▶ PROBLEM DETAILS
Sift the material for lines containing "Villages", and return them.

▶ RECORDS SHOWN
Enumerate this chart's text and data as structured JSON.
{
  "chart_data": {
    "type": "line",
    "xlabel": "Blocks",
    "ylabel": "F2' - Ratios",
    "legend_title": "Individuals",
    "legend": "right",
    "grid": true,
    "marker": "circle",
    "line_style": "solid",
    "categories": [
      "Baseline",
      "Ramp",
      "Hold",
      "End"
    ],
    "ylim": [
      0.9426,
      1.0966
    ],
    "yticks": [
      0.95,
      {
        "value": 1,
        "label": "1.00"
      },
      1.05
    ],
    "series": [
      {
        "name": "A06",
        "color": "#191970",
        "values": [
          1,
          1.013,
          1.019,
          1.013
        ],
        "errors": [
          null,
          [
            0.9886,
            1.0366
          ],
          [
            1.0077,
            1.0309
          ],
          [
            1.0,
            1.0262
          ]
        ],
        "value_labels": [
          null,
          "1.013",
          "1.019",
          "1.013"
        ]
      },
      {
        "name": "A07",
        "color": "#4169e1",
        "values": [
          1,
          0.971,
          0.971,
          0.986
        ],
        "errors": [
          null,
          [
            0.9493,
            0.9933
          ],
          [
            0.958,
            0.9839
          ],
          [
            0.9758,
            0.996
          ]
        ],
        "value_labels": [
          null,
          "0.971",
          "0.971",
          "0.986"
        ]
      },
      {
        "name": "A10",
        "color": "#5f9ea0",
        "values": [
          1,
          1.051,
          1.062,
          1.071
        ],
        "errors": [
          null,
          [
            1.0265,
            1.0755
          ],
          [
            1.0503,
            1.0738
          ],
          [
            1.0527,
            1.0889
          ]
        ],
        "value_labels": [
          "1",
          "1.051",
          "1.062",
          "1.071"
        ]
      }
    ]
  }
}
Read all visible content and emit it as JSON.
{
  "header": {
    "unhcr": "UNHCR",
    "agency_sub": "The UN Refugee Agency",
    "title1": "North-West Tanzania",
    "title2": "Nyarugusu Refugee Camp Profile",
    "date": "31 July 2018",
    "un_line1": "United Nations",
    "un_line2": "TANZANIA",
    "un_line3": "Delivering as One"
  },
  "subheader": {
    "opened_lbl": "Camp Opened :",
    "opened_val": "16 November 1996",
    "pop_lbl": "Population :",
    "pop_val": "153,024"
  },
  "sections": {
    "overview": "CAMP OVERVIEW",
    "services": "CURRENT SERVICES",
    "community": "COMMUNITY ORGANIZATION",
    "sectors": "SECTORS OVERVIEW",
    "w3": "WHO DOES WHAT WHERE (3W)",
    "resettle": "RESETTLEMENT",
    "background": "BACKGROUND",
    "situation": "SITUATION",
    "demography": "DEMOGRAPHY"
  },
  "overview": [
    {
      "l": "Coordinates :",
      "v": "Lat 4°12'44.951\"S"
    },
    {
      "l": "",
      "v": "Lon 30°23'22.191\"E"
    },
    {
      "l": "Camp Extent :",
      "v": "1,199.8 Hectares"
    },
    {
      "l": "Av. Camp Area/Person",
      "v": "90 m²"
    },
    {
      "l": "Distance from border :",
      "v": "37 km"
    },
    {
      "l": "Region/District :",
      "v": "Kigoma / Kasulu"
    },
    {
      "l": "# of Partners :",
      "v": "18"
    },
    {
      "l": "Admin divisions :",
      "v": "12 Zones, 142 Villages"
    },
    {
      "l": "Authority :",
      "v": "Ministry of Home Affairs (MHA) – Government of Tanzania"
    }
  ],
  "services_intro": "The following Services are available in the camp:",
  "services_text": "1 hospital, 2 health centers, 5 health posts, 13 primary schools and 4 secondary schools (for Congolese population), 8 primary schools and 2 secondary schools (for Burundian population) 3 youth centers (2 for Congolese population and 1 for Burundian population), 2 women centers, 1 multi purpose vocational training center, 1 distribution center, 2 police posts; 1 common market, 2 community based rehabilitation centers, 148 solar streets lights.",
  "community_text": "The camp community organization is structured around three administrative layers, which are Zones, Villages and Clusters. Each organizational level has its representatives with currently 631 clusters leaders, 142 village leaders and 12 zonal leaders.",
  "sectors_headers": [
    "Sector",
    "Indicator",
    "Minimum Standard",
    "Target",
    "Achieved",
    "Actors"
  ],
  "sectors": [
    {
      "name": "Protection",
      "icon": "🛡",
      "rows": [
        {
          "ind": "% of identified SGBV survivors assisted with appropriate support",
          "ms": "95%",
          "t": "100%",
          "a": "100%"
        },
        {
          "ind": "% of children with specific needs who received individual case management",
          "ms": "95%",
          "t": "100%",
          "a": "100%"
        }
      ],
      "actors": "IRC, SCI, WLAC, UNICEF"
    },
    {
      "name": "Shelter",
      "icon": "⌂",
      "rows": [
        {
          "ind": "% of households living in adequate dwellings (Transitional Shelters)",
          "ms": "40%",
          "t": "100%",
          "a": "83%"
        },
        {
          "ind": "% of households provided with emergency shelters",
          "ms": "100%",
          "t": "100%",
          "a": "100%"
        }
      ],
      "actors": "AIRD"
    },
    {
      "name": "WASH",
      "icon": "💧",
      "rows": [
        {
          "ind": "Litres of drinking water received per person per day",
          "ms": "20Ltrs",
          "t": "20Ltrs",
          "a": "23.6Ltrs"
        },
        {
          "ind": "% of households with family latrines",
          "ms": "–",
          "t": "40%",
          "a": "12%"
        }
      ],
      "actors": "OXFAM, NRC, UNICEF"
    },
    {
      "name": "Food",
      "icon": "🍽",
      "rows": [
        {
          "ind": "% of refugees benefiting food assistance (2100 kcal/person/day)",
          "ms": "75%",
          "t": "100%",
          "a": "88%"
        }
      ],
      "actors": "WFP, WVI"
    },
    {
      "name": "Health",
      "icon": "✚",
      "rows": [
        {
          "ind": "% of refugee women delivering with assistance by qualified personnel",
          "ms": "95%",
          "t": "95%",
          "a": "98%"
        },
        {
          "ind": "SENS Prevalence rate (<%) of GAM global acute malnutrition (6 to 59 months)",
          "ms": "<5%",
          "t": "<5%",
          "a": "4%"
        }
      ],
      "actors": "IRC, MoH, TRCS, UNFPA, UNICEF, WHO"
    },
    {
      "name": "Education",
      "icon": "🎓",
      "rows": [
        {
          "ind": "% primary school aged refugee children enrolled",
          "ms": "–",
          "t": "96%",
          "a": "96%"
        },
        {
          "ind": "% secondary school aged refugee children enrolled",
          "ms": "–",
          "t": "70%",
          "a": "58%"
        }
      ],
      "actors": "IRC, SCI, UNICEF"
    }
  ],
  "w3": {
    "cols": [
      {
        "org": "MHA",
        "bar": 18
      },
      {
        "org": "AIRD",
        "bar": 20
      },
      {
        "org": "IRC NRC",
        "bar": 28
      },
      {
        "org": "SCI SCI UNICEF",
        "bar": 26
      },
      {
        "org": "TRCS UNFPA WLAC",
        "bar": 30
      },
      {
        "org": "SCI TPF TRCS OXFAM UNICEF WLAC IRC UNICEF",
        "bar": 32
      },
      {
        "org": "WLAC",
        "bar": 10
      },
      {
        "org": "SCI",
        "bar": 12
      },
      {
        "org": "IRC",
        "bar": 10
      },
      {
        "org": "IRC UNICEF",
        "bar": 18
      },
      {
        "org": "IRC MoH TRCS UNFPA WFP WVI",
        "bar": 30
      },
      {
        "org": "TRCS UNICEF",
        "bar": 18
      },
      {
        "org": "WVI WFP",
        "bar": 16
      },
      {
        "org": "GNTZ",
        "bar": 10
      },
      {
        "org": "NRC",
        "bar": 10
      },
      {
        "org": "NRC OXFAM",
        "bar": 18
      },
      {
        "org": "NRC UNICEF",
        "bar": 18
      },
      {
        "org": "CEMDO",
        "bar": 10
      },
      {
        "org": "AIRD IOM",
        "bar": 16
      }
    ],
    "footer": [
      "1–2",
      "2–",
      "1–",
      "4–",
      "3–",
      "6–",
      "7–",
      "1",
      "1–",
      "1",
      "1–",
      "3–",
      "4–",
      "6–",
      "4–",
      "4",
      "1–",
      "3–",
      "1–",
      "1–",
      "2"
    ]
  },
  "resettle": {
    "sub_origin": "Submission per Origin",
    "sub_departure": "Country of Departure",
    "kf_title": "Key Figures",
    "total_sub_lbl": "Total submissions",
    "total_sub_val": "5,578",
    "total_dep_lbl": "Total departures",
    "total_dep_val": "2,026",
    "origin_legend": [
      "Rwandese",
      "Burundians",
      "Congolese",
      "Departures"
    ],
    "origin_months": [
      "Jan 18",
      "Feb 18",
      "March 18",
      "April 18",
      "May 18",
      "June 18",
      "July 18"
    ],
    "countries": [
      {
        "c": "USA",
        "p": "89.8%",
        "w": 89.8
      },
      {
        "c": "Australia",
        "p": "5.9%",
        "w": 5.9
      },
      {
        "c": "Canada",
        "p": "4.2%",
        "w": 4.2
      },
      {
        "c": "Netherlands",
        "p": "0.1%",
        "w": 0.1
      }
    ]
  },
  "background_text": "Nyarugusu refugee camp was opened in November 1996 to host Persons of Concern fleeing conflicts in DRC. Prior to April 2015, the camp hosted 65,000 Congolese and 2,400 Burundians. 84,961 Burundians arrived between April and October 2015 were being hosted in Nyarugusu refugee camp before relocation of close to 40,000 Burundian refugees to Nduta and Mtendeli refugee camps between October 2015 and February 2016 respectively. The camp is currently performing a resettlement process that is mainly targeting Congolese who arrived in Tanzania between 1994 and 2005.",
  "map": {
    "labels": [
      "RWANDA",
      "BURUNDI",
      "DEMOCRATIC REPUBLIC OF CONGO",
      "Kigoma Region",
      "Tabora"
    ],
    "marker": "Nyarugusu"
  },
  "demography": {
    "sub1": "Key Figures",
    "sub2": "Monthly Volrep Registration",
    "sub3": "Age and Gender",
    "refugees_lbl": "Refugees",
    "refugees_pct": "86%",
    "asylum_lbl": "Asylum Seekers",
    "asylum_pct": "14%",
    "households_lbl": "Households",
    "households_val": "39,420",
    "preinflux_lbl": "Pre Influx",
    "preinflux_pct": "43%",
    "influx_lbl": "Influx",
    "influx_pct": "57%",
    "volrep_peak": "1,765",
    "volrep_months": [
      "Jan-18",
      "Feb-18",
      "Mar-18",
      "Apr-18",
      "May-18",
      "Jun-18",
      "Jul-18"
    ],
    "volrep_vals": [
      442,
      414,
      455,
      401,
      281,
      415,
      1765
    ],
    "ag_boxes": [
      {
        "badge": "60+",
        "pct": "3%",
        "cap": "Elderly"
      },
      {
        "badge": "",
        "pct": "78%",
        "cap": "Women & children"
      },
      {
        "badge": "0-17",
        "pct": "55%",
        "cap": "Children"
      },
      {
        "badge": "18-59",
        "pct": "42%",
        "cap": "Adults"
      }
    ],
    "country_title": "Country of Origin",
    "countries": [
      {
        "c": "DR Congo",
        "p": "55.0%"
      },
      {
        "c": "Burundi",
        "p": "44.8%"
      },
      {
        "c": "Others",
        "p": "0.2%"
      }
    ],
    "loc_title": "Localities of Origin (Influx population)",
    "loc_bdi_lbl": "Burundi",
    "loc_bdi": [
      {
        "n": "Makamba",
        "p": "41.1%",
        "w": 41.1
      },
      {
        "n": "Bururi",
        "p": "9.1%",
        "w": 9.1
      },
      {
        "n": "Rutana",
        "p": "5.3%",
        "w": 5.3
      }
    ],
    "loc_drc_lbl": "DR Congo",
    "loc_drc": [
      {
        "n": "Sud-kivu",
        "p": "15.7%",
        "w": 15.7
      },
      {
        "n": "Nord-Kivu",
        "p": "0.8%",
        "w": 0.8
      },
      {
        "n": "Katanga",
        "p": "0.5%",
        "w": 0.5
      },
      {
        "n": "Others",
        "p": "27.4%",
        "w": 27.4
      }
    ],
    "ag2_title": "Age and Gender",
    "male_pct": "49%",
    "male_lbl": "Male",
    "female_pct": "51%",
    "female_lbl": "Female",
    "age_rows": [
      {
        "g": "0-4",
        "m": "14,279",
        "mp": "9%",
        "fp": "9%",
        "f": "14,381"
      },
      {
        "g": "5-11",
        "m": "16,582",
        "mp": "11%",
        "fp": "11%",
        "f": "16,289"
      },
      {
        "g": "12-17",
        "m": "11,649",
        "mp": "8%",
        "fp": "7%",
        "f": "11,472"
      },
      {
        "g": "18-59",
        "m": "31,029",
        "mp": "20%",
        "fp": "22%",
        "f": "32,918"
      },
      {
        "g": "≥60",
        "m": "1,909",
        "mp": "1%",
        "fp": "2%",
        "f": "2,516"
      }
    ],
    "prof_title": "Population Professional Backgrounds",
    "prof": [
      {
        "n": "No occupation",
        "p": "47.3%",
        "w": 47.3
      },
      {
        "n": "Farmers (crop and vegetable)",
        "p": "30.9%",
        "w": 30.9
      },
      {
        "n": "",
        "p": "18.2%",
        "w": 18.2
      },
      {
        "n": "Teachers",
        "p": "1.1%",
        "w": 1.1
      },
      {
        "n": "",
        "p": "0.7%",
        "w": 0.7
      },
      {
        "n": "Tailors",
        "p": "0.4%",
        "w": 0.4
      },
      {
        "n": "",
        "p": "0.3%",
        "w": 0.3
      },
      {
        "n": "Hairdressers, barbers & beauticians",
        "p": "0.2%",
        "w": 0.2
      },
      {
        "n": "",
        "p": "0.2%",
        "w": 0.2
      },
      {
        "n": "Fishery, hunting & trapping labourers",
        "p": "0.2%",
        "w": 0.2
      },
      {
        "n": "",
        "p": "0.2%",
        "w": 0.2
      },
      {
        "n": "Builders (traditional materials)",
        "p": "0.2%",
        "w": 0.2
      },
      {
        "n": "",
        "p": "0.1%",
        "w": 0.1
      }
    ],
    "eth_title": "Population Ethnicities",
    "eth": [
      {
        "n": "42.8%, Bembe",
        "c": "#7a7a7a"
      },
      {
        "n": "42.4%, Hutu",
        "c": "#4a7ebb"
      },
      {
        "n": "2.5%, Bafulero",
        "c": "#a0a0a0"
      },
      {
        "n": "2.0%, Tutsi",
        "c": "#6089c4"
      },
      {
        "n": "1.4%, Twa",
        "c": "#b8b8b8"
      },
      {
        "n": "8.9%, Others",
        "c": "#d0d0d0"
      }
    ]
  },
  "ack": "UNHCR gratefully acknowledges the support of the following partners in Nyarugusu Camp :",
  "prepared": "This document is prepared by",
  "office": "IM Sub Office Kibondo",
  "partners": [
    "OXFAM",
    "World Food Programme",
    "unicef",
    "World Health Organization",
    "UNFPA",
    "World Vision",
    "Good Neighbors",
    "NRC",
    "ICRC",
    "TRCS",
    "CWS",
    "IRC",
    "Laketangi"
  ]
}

▶ ANSWER TO THE EXERCISE
      "v": "12 Zones, 142 Villages"
  "community_text": "The camp community organization is structured around three administrative layers, which are Zones, Villages and Clusters. Each organizational level has its representatives with currently 631 clusters leaders, 142 village leaders and 12 zonal leaders.",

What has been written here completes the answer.